== PROBLEM TO SOLVE ==
Pull every line containing "their" out of the material below.

Stored entries:
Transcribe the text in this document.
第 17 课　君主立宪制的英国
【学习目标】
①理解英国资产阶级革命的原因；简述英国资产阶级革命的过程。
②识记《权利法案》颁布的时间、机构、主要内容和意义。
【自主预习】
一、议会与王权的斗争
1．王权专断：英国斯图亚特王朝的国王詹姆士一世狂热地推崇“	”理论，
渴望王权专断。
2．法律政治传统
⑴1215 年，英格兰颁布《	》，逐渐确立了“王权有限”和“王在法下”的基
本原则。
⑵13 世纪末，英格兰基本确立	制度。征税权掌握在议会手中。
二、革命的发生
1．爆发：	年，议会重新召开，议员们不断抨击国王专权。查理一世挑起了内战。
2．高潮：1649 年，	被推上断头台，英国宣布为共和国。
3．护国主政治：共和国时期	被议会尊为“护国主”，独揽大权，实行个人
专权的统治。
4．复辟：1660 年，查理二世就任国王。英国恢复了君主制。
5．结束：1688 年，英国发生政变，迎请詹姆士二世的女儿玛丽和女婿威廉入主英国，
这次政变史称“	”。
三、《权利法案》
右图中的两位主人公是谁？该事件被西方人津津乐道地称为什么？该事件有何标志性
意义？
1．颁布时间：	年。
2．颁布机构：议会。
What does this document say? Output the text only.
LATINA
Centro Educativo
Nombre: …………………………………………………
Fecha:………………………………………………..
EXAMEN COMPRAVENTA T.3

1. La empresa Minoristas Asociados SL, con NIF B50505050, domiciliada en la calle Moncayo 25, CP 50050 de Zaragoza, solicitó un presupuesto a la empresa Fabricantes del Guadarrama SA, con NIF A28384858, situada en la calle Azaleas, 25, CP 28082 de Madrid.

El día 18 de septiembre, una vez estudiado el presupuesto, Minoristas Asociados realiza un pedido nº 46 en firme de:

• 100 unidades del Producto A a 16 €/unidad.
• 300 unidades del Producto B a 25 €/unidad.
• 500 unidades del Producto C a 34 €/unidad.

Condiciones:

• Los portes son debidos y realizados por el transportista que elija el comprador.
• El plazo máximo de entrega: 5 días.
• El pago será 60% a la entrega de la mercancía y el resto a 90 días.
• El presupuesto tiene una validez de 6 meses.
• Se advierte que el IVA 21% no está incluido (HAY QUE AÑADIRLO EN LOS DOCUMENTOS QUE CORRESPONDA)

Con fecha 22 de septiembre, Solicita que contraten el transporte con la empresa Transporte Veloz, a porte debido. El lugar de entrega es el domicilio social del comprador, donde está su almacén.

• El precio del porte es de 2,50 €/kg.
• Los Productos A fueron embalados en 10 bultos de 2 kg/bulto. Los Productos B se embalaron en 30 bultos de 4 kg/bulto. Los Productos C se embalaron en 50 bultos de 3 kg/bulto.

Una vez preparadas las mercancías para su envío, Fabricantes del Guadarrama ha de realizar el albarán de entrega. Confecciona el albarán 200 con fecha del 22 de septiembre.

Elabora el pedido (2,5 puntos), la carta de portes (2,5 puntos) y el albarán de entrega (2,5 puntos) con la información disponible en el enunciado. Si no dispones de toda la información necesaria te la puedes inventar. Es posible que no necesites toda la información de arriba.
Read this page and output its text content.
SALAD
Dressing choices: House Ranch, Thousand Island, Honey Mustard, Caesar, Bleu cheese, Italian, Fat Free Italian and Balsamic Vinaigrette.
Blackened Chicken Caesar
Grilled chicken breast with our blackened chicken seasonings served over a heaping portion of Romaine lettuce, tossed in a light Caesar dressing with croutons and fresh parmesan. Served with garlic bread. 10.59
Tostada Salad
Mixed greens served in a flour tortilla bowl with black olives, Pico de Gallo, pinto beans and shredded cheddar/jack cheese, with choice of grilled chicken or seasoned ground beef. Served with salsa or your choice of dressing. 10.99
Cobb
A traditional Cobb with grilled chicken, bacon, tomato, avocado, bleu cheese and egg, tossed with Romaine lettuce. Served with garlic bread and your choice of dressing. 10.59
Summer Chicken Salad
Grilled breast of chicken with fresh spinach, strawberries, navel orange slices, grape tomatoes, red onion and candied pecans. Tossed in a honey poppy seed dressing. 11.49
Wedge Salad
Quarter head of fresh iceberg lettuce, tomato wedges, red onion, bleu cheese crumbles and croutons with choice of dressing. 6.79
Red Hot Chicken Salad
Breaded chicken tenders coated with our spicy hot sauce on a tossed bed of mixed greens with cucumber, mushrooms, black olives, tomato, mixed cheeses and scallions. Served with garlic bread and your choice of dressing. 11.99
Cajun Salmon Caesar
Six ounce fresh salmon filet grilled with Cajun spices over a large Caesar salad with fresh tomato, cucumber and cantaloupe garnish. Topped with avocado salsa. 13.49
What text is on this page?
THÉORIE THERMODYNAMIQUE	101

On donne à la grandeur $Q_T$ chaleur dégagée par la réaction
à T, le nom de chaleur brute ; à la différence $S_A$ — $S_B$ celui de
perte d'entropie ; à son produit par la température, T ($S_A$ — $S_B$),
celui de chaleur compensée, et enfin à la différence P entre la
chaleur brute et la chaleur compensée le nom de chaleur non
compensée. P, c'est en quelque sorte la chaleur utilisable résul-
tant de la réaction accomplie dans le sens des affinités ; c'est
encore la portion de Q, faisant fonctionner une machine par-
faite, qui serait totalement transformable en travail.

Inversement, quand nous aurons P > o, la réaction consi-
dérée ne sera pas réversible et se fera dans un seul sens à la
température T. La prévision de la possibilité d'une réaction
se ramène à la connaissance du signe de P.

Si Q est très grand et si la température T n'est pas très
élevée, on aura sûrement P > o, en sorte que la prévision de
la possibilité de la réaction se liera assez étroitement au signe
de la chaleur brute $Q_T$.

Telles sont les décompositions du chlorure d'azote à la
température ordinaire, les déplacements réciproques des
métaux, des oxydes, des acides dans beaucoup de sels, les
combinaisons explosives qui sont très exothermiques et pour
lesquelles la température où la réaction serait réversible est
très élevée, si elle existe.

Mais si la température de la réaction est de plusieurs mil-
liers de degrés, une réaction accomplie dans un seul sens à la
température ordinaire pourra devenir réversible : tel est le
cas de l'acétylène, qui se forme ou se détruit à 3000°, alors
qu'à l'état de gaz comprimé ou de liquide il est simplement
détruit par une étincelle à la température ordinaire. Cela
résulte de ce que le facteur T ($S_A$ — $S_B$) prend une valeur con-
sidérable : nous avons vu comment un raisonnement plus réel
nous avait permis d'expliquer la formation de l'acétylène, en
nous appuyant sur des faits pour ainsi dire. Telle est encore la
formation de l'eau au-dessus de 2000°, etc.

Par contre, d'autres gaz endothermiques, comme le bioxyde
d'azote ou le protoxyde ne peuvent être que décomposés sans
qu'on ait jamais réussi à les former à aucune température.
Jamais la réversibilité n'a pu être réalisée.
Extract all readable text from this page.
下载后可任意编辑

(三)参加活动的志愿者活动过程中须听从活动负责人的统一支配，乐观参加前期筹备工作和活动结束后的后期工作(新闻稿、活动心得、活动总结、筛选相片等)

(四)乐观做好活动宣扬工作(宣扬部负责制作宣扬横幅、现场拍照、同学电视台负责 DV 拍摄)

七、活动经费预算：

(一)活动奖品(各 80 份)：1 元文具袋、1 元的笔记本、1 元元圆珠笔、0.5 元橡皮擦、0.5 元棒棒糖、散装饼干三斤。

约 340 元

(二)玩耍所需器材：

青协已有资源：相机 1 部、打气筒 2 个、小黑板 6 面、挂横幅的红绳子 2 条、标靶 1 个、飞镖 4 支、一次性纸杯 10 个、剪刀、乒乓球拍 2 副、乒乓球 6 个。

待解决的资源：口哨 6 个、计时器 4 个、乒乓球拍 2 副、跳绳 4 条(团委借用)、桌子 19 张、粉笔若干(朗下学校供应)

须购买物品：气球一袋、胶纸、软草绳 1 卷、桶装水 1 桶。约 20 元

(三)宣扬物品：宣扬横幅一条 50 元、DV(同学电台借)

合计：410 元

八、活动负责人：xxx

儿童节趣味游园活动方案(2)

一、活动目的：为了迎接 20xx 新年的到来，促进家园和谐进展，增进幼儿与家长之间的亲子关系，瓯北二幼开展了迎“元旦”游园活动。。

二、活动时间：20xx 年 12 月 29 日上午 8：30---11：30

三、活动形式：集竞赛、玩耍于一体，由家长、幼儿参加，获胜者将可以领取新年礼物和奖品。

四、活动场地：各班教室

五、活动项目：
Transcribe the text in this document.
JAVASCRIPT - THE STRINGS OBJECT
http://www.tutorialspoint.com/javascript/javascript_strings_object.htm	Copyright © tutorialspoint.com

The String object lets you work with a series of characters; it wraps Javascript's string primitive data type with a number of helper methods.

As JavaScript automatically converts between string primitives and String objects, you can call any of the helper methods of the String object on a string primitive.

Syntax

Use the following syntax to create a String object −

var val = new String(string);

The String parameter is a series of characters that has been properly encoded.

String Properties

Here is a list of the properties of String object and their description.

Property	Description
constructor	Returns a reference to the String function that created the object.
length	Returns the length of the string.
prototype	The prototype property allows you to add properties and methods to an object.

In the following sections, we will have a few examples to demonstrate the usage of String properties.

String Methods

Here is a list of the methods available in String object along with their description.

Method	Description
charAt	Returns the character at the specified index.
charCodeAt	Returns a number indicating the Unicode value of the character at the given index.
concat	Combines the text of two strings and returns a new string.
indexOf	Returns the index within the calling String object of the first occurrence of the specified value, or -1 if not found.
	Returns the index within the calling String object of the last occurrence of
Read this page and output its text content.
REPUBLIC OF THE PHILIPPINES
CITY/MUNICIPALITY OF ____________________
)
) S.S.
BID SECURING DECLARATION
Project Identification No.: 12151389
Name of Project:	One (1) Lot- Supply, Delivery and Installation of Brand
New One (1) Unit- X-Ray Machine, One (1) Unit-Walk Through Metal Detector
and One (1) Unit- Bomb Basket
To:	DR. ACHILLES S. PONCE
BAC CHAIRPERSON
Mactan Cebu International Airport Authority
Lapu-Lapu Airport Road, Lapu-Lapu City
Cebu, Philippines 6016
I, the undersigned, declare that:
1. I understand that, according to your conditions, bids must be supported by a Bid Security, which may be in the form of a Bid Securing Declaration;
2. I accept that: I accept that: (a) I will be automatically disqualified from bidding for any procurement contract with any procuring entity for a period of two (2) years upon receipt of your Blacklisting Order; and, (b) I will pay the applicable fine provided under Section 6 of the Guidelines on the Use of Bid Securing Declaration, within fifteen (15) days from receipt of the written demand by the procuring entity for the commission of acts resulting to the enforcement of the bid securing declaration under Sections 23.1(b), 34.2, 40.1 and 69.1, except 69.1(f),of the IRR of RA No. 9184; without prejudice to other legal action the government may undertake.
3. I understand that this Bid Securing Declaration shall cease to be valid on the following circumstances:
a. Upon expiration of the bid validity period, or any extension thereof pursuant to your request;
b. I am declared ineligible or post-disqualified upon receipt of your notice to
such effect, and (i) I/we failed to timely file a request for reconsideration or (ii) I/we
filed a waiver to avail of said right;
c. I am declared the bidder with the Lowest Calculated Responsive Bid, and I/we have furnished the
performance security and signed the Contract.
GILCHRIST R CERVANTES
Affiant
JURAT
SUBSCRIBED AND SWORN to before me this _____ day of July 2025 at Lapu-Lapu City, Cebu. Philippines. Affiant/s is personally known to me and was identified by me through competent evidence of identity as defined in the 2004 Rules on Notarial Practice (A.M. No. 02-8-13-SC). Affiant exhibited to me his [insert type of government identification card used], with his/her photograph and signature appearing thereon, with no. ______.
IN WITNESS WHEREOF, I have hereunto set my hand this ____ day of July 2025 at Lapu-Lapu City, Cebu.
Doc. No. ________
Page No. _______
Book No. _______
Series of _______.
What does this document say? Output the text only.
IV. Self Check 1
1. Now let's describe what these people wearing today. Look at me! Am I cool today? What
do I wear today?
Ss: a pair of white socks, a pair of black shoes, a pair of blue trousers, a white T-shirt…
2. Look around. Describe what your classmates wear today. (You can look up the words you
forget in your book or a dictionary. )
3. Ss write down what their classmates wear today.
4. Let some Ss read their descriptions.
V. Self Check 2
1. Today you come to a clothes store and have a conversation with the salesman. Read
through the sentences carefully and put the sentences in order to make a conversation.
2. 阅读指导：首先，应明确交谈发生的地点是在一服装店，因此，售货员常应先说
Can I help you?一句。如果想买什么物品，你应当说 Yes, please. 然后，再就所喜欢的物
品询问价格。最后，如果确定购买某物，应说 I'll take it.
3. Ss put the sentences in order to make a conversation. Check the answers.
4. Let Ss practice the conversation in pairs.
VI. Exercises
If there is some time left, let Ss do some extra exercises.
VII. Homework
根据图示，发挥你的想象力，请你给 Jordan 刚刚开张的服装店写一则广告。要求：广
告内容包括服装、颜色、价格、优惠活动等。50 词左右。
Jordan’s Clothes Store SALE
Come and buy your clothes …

== SOLUTION TO THIS EXERCISE ==
Here is a list of the properties of String object and their description.
Here is a list of the methods available in String object along with their description.
3. Ss write down what their classmates wear today.
4. Let some Ss read their descriptions.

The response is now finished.